# [SET TASK]
Retype all of the entries word for word.

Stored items
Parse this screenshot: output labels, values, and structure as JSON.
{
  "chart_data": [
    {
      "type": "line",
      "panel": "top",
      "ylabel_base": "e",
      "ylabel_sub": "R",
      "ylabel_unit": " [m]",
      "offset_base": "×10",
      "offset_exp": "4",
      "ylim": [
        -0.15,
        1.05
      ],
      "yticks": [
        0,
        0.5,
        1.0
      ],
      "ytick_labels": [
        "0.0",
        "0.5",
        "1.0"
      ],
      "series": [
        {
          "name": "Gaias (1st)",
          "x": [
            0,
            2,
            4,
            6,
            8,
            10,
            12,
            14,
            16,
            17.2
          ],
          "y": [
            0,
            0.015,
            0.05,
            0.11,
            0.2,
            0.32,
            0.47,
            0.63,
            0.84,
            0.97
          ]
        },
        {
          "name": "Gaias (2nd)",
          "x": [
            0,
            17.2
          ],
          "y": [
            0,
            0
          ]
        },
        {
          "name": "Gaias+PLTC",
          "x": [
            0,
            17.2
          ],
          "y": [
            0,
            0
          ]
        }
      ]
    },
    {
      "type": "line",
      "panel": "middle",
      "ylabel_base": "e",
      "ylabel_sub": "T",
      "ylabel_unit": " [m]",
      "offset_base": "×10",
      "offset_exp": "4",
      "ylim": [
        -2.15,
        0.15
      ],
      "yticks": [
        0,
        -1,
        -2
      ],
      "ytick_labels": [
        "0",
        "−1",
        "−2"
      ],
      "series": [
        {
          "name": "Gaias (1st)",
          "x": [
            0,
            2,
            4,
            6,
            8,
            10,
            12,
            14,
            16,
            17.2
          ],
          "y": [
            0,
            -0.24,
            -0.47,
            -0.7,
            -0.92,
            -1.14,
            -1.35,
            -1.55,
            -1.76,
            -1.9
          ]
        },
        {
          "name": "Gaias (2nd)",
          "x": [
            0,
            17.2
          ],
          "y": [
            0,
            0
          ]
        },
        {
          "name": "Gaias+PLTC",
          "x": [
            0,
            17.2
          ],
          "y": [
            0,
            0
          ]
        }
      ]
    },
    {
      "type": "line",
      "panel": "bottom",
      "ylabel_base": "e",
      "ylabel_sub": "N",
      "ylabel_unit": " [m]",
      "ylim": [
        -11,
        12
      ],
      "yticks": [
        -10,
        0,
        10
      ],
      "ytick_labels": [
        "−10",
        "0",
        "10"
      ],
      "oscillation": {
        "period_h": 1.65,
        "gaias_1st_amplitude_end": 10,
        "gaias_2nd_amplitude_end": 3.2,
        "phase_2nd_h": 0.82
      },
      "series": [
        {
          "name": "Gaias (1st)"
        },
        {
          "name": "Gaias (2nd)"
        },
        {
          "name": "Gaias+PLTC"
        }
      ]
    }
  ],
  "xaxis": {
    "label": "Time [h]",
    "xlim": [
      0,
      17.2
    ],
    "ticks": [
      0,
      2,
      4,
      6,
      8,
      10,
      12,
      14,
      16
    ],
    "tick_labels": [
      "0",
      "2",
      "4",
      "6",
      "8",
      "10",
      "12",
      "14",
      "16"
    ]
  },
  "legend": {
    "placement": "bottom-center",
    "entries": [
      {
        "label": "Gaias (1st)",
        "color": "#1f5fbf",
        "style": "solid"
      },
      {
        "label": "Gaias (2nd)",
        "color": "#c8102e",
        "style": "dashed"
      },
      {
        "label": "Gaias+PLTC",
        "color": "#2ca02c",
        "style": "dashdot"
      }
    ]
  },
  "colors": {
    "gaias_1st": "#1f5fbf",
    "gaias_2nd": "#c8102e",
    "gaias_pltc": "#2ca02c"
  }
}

# [CORRECT ANSWER]
Parse this screenshot: output labels, values, and structure as JSON.
{
  "chart_data": [
    {
      "type": "line",
      "panel": "top",
      "ylabel_base": "e",
      "ylabel_sub": "R",
      "ylabel_unit": " [m]",
      "offset_base": "×10",
      "offset_exp": "4",
      "ylim": [
        -0.15,
        1.05
      ],
      "yticks": [
        0,
        0.5,
        1.0
      ],
      "ytick_labels": [
        "0.0",
        "0.5",
        "1.0"
      ],
      "series": [
        {
          "name": "Gaias (1st)",
          "x": [
            0,
            2,
            4,
            6,
            8,
            10,
            12,
            14,
            16,
            17.2
          ],
          "y": [
            0,
            0.015,
            0.05,
            0.11,
            0.2,
            0.32,
            0.47,
            0.63,
            0.84,
            0.97
          ]
        },
        {
          "name": "Gaias (2nd)",
          "x": [
            0,
            17.2
          ],
          "y": [
            0,
            0
          ]
        },
        {
          "name": "Gaias+PLTC",
          "x": [
            0,
            17.2
          ],
          "y": [
            0,
            0
          ]
        }
      ]
    },
    {
      "type": "line",
      "panel": "middle",
      "ylabel_base": "e",
      "ylabel_sub": "T",
      "ylabel_unit": " [m]",
      "offset_base": "×10",
      "offset_exp": "4",
      "ylim": [
        -2.15,
        0.15
      ],
      "yticks": [
        0,
        -1,
        -2
      ],
      "ytick_labels": [
        "0",
        "−1",
        "−2"
      ],
      "series": [
        {
          "name": "Gaias (1st)",
          "x": [
            0,
            2,
            4,
            6,
            8,
            10,
            12,
            14,
            16,
            17.2
          ],
          "y": [
            0,
            -0.24,
            -0.47,
            -0.7,
            -0.92,
            -1.14,
            -1.35,
            -1.55,
            -1.76,
            -1.9
          ]
        },
        {
          "name": "Gaias (2nd)",
          "x": [
            0,
            17.2
          ],
          "y": [
            0,
            0
          ]
        },
        {
          "name": "Gaias+PLTC",
          "x": [
            0,
            17.2
          ],
          "y": [
            0,
            0
          ]
        }
      ]
    },
    {
      "type": "line",
      "panel": "bottom",
      "ylabel_base": "e",
      "ylabel_sub": "N",
      "ylabel_unit": " [m]",
      "ylim": [
        -11,
        12
      ],
      "yticks": [
        -10,
        0,
        10
      ],
      "ytick_labels": [
        "−10",
        "0",
        "10"
      ],
      "oscillation": {
        "period_h": 1.65,
        "gaias_1st_amplitude_end": 10,
        "gaias_2nd_amplitude_end": 3.2,
        "phase_2nd_h": 0.82
      },
      "series": [
        {
          "name": "Gaias (1st)"
        },
        {
          "name": "Gaias (2nd)"
        },
        {
          "name": "Gaias+PLTC"
        }
      ]
    }
  ],
  "xaxis": {
    "label": "Time [h]",
    "xlim": [
      0,
      17.2
    ],
    "ticks": [
      0,
      2,
      4,
      6,
      8,
      10,
      12,
      14,
      16
    ],
    "tick_labels": [
      "0",
      "2",
      "4",
      "6",
      "8",
      "10",
      "12",
      "14",
      "16"
    ]
  },
  "legend": {
    "placement": "bottom-center",
    "entries": [
      {
        "label": "Gaias (1st)",
        "color": "#1f5fbf",
        "style": "solid"
      },
      {
        "label": "Gaias (2nd)",
        "color": "#c8102e",
        "style": "dashed"
      },
      {
        "label": "Gaias+PLTC",
        "color": "#2ca02c",
        "style": "dashdot"
      }
    ]
  },
  "colors": {
    "gaias_1st": "#1f5fbf",
    "gaias_2nd": "#c8102e",
    "gaias_pltc": "#2ca02c"
  }
}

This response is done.